Stored data:
====

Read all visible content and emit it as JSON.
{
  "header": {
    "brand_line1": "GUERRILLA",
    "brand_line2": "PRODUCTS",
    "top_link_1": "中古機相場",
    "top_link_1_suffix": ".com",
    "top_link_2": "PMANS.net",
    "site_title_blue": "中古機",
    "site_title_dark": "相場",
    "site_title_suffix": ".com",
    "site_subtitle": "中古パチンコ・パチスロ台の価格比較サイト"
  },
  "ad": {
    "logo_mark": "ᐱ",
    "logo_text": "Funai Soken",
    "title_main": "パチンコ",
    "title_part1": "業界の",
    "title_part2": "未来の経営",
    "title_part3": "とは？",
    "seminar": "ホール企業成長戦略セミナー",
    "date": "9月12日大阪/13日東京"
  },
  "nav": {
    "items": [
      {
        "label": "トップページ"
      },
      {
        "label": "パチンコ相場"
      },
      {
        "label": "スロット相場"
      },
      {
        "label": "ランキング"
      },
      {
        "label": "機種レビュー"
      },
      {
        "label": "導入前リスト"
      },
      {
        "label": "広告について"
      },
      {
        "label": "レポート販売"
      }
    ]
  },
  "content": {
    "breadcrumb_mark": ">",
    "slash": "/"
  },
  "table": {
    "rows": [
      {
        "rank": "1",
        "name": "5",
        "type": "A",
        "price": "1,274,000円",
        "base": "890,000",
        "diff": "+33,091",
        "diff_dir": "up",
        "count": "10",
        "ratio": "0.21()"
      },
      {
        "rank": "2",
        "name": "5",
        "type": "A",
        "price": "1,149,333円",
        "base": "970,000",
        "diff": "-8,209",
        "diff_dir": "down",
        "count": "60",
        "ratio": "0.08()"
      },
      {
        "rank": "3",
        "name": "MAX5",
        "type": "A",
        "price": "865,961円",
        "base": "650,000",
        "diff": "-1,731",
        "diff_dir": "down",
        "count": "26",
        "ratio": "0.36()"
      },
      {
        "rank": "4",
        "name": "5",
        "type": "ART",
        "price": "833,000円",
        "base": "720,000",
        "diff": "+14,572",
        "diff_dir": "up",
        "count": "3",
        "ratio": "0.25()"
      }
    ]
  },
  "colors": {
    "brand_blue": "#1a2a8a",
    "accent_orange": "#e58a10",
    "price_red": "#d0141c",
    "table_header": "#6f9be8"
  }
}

====

WHAT THE TASK REQUIRES: Show every line in the records above that contains the word "base".

RESULT FOR THIS TASK:
        "base": "890,000",
        "base": "970,000",
        "base": "650,000",
        "base": "720,000",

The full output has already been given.